-------- DATA SUPPLIED
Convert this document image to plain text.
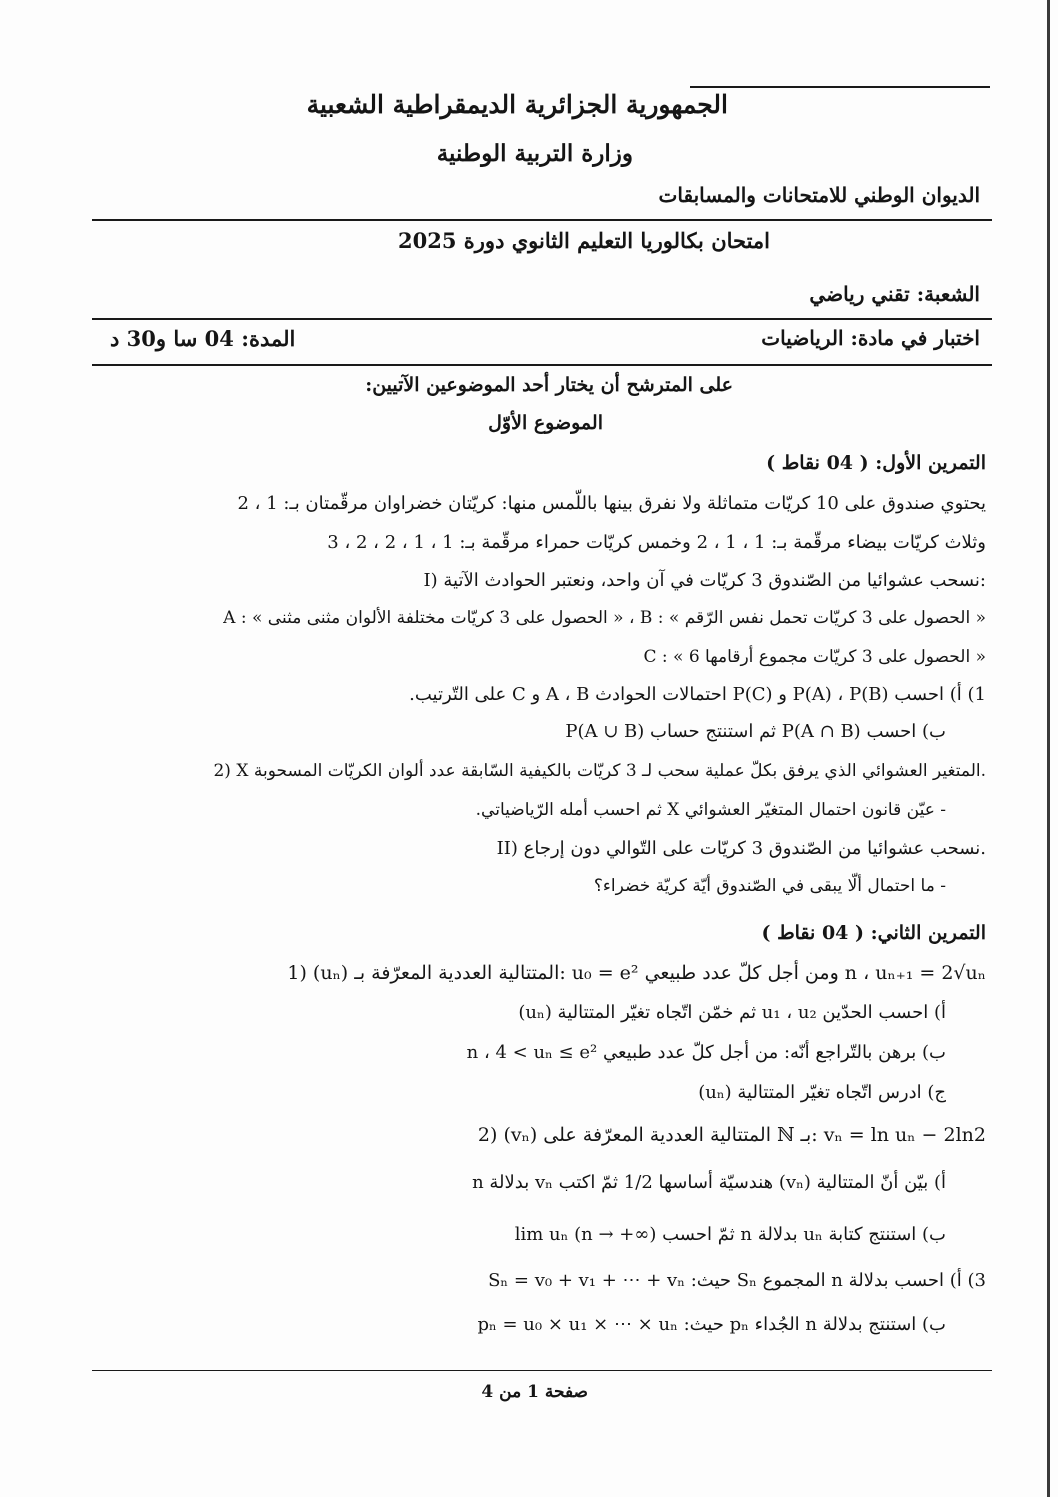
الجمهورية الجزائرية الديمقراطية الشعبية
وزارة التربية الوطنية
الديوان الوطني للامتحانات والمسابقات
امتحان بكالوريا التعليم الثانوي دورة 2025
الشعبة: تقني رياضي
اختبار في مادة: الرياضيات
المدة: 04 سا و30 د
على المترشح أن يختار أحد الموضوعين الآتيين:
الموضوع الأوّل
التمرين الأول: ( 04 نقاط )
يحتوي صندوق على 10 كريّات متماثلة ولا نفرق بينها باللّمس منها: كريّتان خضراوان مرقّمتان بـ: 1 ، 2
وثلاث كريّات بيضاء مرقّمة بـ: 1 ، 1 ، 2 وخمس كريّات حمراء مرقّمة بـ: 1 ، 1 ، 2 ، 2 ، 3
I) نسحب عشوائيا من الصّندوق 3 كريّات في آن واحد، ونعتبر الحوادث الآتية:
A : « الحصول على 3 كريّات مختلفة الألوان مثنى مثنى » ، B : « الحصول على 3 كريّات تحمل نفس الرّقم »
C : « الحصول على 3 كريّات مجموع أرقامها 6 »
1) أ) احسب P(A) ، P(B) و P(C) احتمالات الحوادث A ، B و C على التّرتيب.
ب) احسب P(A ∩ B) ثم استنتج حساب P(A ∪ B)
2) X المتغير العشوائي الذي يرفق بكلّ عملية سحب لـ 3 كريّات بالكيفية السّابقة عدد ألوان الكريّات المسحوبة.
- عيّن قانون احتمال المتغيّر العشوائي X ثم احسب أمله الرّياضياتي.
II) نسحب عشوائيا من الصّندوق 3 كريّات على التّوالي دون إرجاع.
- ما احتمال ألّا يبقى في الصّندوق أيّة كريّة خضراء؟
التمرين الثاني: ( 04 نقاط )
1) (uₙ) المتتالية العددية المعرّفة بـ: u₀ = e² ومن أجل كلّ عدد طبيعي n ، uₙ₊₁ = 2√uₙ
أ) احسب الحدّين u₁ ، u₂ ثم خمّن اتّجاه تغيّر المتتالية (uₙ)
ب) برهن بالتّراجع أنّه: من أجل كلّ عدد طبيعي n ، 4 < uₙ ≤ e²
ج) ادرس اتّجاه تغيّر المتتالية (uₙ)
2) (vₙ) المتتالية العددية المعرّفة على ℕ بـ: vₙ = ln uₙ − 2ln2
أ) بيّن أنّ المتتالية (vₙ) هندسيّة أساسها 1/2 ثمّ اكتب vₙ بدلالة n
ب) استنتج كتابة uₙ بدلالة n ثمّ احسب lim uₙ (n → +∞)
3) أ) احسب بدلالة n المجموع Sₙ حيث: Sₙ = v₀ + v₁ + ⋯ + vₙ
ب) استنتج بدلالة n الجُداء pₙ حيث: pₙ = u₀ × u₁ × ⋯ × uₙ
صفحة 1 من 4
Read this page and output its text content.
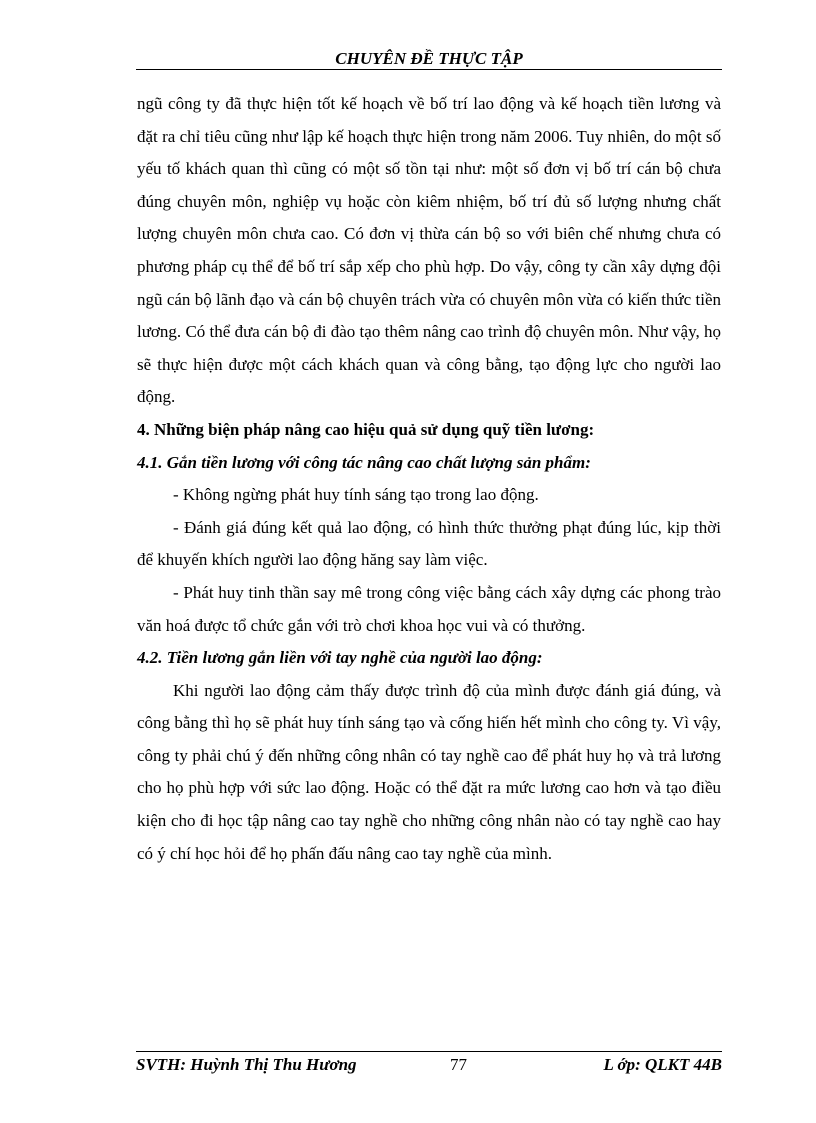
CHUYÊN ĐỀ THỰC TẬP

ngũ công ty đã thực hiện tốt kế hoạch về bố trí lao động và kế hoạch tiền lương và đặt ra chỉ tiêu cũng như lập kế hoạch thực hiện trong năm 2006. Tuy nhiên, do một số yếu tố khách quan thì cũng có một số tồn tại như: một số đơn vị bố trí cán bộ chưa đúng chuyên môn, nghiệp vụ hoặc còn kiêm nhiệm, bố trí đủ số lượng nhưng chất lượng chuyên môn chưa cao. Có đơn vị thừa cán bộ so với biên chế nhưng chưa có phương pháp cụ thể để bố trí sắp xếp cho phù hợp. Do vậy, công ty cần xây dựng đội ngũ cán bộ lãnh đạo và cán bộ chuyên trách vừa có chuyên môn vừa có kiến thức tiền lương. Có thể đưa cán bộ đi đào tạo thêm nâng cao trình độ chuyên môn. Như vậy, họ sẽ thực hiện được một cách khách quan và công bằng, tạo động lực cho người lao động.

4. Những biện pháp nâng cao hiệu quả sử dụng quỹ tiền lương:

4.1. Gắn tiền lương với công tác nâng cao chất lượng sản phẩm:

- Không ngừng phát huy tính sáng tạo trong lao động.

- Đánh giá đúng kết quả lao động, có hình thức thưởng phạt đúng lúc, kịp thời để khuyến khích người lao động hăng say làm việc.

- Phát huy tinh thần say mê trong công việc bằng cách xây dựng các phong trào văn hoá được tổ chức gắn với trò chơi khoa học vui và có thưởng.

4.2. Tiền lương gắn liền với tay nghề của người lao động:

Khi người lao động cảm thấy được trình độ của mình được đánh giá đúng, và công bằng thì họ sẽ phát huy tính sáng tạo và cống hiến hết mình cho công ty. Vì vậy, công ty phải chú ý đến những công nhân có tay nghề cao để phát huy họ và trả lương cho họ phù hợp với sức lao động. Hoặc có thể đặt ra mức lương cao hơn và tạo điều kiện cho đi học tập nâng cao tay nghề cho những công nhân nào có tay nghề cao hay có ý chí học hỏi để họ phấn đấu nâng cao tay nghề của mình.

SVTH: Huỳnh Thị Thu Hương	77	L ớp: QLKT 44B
----------------
WHAT THE TASK REQUIRES: Write out every line of the data that holds the word "طبيعي".

ANSWER:
1) (uₙ) المتتالية العددية المعرّفة بـ: u₀ = e² ومن أجل كلّ عدد طبيعي n ، uₙ₊₁ = 2√uₙ
ب) برهن بالتّراجع أنّه: من أجل كلّ عدد طبيعي n ، 4 < uₙ ≤ e²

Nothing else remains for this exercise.